[Some records]
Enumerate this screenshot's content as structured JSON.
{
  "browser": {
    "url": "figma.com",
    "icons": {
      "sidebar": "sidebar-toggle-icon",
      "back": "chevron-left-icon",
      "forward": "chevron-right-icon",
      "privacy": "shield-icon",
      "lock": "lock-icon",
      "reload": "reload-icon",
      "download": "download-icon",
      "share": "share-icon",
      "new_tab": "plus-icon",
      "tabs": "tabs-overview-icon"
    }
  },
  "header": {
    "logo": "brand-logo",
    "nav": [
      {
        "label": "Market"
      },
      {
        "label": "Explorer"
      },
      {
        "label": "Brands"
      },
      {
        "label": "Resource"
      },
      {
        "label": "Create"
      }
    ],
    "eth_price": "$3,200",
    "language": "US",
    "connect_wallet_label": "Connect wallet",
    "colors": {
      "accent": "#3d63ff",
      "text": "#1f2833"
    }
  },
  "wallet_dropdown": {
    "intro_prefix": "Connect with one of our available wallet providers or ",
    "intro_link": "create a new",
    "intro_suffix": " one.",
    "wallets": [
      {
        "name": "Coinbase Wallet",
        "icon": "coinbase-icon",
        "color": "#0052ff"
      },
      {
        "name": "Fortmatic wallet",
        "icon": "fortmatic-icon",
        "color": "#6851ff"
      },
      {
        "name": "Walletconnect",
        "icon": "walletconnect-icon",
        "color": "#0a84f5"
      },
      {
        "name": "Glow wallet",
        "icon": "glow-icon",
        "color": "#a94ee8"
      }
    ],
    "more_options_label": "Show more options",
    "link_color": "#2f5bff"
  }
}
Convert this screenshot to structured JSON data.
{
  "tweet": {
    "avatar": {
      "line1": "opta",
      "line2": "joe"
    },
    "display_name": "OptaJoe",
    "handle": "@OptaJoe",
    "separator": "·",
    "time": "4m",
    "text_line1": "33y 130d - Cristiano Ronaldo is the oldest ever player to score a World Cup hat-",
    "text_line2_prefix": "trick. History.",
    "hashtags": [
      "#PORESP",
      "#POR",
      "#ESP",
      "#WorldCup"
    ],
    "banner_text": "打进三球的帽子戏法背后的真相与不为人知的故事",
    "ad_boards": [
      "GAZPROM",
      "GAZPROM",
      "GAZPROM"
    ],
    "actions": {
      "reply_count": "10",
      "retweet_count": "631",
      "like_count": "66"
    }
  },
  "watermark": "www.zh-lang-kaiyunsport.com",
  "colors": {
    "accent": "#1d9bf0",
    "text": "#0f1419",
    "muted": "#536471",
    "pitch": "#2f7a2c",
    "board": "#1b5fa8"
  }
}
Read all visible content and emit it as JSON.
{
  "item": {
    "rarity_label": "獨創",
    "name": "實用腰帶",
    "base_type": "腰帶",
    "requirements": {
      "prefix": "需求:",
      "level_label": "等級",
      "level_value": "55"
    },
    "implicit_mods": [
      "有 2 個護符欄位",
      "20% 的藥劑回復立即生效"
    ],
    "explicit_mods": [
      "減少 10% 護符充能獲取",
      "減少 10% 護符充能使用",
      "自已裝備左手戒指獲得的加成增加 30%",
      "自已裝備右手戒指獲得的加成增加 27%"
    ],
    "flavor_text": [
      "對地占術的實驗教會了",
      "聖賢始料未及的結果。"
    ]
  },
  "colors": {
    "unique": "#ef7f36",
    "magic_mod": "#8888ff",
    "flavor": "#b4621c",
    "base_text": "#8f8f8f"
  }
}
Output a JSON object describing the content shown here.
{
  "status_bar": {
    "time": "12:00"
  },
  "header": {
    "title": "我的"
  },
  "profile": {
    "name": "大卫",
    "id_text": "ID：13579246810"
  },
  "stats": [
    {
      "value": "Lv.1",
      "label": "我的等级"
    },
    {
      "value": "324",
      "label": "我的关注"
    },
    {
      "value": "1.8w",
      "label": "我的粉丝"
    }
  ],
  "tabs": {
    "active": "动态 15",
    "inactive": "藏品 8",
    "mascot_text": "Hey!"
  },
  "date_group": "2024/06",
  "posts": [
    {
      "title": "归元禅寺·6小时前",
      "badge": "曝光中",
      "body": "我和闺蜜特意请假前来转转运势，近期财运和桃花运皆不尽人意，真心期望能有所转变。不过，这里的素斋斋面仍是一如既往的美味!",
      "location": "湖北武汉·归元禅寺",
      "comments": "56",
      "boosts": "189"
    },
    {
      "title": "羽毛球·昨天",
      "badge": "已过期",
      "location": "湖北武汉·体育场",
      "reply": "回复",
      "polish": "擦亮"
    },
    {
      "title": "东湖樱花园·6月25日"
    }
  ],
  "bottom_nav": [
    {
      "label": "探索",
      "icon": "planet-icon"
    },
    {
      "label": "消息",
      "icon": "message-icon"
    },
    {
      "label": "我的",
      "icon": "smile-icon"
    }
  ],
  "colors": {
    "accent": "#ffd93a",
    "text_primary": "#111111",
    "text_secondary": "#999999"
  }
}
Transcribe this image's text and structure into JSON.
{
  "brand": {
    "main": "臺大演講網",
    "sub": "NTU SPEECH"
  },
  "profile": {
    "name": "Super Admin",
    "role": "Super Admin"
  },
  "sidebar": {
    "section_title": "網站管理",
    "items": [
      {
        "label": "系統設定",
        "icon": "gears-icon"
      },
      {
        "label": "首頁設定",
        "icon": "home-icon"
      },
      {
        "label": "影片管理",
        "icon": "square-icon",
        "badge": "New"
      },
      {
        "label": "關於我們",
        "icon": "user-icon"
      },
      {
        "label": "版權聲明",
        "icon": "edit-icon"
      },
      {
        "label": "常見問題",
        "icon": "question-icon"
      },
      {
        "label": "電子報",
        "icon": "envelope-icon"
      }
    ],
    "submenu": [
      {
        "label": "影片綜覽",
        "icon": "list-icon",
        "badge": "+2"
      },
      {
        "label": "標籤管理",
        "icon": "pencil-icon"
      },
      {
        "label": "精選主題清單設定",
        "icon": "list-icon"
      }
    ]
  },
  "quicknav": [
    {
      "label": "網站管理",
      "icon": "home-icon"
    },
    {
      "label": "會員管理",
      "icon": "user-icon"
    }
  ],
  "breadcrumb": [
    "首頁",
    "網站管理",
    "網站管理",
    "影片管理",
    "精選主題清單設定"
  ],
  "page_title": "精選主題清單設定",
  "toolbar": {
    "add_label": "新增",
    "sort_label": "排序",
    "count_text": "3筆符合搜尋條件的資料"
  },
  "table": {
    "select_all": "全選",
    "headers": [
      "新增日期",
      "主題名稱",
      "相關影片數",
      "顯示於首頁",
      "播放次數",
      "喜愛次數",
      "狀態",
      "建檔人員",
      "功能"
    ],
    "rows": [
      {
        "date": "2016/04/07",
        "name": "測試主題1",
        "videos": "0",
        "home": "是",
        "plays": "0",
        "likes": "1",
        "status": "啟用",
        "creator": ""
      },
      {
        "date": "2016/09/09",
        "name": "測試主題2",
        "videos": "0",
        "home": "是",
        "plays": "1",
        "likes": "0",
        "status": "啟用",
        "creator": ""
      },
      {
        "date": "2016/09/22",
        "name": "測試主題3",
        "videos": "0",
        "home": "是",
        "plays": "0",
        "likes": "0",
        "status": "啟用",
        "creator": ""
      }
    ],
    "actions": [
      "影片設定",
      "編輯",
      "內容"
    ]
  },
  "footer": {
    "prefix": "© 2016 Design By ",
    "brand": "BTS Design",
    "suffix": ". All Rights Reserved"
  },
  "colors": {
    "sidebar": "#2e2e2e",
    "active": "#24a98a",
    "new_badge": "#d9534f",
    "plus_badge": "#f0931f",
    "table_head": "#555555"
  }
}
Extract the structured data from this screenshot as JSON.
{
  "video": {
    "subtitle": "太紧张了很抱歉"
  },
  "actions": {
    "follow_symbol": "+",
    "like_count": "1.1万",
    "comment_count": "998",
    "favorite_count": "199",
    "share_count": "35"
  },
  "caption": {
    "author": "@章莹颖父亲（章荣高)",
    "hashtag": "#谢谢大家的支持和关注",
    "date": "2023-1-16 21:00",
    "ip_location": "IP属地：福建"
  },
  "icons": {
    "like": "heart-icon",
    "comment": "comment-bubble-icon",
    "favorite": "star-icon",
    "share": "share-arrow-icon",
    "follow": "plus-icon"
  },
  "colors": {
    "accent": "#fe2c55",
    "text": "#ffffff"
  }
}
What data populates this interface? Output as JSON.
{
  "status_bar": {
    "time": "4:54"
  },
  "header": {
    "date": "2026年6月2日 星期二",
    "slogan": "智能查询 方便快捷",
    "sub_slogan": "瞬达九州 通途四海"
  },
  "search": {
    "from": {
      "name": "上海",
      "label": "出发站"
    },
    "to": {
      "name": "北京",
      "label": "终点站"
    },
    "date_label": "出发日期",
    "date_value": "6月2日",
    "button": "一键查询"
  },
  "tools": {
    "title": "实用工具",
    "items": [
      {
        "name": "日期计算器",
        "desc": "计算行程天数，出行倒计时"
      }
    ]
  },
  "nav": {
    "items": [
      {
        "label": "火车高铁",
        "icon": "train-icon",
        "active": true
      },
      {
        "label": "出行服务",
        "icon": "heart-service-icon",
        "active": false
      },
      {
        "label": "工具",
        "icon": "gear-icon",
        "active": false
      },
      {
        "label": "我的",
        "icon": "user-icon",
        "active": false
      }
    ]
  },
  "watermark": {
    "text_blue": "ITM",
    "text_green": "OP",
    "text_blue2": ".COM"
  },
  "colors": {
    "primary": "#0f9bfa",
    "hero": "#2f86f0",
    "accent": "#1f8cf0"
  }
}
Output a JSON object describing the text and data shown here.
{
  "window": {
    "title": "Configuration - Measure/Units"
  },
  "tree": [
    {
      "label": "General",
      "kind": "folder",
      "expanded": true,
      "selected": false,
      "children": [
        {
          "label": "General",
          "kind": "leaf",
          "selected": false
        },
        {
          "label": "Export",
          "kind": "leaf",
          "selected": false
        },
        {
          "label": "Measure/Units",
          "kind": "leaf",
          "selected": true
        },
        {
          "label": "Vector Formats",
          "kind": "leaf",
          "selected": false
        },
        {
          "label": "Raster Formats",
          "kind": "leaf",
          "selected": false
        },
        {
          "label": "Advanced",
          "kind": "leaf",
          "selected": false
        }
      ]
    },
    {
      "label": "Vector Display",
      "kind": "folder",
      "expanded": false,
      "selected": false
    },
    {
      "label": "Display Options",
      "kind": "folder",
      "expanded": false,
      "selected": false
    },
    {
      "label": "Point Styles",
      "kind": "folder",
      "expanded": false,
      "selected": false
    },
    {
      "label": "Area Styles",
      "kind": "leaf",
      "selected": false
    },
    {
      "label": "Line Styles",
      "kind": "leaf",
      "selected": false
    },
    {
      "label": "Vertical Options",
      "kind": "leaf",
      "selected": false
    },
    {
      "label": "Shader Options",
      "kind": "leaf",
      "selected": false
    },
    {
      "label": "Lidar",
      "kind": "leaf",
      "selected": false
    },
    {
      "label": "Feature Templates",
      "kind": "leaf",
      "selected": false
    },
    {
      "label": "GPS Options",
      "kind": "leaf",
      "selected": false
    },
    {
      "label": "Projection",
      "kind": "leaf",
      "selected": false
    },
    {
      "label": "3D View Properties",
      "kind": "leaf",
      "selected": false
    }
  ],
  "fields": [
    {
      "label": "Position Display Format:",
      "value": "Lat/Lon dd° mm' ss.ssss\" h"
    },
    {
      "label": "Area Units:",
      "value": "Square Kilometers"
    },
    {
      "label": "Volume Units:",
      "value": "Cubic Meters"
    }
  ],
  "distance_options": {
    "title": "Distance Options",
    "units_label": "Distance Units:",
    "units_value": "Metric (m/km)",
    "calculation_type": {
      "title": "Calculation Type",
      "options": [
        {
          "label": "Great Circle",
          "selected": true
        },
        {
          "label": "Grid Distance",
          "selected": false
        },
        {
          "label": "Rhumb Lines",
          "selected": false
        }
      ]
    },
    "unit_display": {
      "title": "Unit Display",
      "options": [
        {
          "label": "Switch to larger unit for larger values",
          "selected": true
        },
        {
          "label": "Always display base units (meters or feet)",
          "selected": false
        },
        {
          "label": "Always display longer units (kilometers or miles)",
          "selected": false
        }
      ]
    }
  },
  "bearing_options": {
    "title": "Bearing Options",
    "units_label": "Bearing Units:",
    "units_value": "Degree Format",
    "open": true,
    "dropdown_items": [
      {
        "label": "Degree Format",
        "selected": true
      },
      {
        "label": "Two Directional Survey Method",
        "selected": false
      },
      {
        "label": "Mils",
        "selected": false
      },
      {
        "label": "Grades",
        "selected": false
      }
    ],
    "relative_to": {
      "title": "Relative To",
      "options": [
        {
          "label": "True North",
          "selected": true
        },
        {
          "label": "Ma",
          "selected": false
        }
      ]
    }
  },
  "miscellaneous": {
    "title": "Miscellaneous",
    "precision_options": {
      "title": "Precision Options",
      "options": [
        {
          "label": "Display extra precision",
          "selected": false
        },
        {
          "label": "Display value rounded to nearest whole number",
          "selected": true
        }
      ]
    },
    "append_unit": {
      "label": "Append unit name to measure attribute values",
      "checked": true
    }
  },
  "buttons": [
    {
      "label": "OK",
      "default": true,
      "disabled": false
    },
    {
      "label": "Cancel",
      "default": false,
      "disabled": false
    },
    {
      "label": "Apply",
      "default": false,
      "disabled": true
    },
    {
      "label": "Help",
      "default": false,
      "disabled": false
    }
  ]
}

OBJECTIVE :: From the listing, tally every line with the word "this" in it and give only the tally.

EXERCISE RESPONSE :: 5